»»

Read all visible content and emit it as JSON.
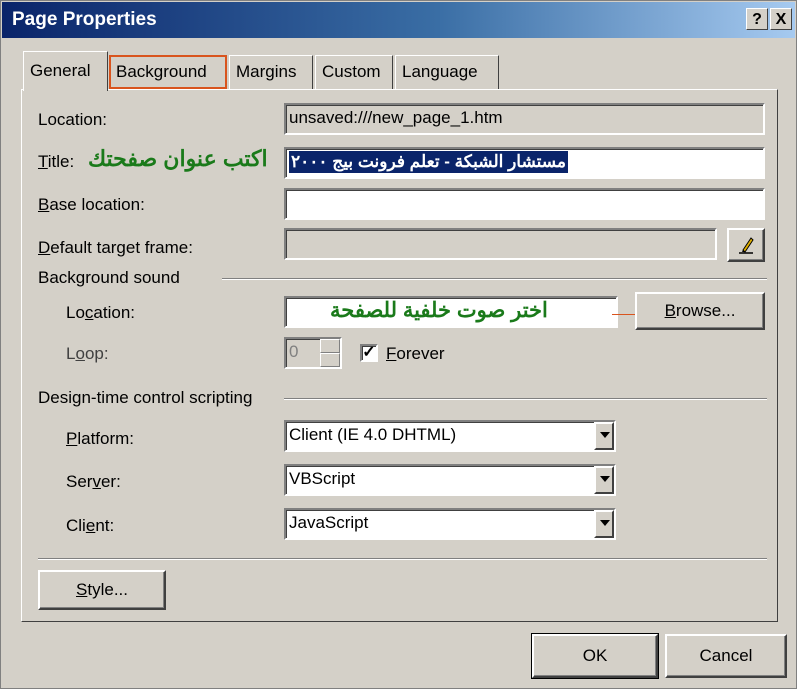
{
  "window": {
    "title": "Page Properties",
    "help_button": "?",
    "close_button": "X"
  },
  "tabs": [
    {
      "label": "General",
      "active": true
    },
    {
      "label": "Background",
      "active": false
    },
    {
      "label": "Margins",
      "active": false
    },
    {
      "label": "Custom",
      "active": false
    },
    {
      "label": "Language",
      "active": false
    }
  ],
  "general": {
    "location_label": "Location:",
    "location_value": "unsaved:///new_page_1.htm",
    "title_label_prefix": "T",
    "title_label_rest": "itle:",
    "title_annotation": "اكتب عنوان صفحتك",
    "title_value": "مستشار الشبكة - تعلم فرونت بيج ٢٠٠٠",
    "base_location_label_prefix": "B",
    "base_location_label_rest": "ase location:",
    "base_location_value": "",
    "default_target_label_prefix": "D",
    "default_target_label_rest": "efault target frame:",
    "default_target_value": ""
  },
  "background_sound": {
    "group_label": "Background sound",
    "location_label_a": "Lo",
    "location_label_u": "c",
    "location_label_b": "ation:",
    "location_value": "اختر صوت خلفية للصفحة",
    "browse_label_u": "B",
    "browse_label_rest": "rowse...",
    "loop_label_a": "L",
    "loop_label_u": "o",
    "loop_label_b": "op:",
    "loop_value": "0",
    "forever_checked": true,
    "forever_check_glyph": "✓",
    "forever_label_u": "F",
    "forever_label_rest": "orever"
  },
  "scripting": {
    "group_label": "Design-time control scripting",
    "platform_label_u": "P",
    "platform_label_rest": "latform:",
    "platform_value": "Client (IE 4.0 DHTML)",
    "server_label_a": "Ser",
    "server_label_u": "v",
    "server_label_b": "er:",
    "server_value": "VBScript",
    "client_label_a": "Cli",
    "client_label_u": "e",
    "client_label_b": "nt:",
    "client_value": "JavaScript"
  },
  "buttons": {
    "style_u": "S",
    "style_rest": "tyle...",
    "ok": "OK",
    "cancel": "Cancel"
  },
  "colors": {
    "annotation_green": "#1a7a1a",
    "highlight_blue": "#0a246a",
    "callout_red": "#d9541e"
  }
}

««

## Request
Please set down each line of the data above exactly as written, without the pictures.

## Complete answer
Read all visible content and emit it as JSON.
{
  "window": {
    "title": "Page Properties",
    "help_button": "?",
    "close_button": "X"
  },
  "tabs": [
    {
      "label": "General",
      "active": true
    },
    {
      "label": "Background",
      "active": false
    },
    {
      "label": "Margins",
      "active": false
    },
    {
      "label": "Custom",
      "active": false
    },
    {
      "label": "Language",
      "active": false
    }
  ],
  "general": {
    "location_label": "Location:",
    "location_value": "unsaved:///new_page_1.htm",
    "title_label_prefix": "T",
    "title_label_rest": "itle:",
    "title_annotation": "اكتب عنوان صفحتك",
    "title_value": "مستشار الشبكة - تعلم فرونت بيج ٢٠٠٠",
    "base_location_label_prefix": "B",
    "base_location_label_rest": "ase location:",
    "base_location_value": "",
    "default_target_label_prefix": "D",
    "default_target_label_rest": "efault target frame:",
    "default_target_value": ""
  },
  "background_sound": {
    "group_label": "Background sound",
    "location_label_a": "Lo",
    "location_label_u": "c",
    "location_label_b": "ation:",
    "location_value": "اختر صوت خلفية للصفحة",
    "browse_label_u": "B",
    "browse_label_rest": "rowse...",
    "loop_label_a": "L",
    "loop_label_u": "o",
    "loop_label_b": "op:",
    "loop_value": "0",
    "forever_checked": true,
    "forever_check_glyph": "✓",
    "forever_label_u": "F",
    "forever_label_rest": "orever"
  },
  "scripting": {
    "group_label": "Design-time control scripting",
    "platform_label_u": "P",
    "platform_label_rest": "latform:",
    "platform_value": "Client (IE 4.0 DHTML)",
    "server_label_a": "Ser",
    "server_label_u": "v",
    "server_label_b": "er:",
    "server_value": "VBScript",
    "client_label_a": "Cli",
    "client_label_u": "e",
    "client_label_b": "nt:",
    "client_value": "JavaScript"
  },
  "buttons": {
    "style_u": "S",
    "style_rest": "tyle...",
    "ok": "OK",
    "cancel": "Cancel"
  },
  "colors": {
    "annotation_green": "#1a7a1a",
    "highlight_blue": "#0a246a",
    "callout_red": "#d9541e"
  }
}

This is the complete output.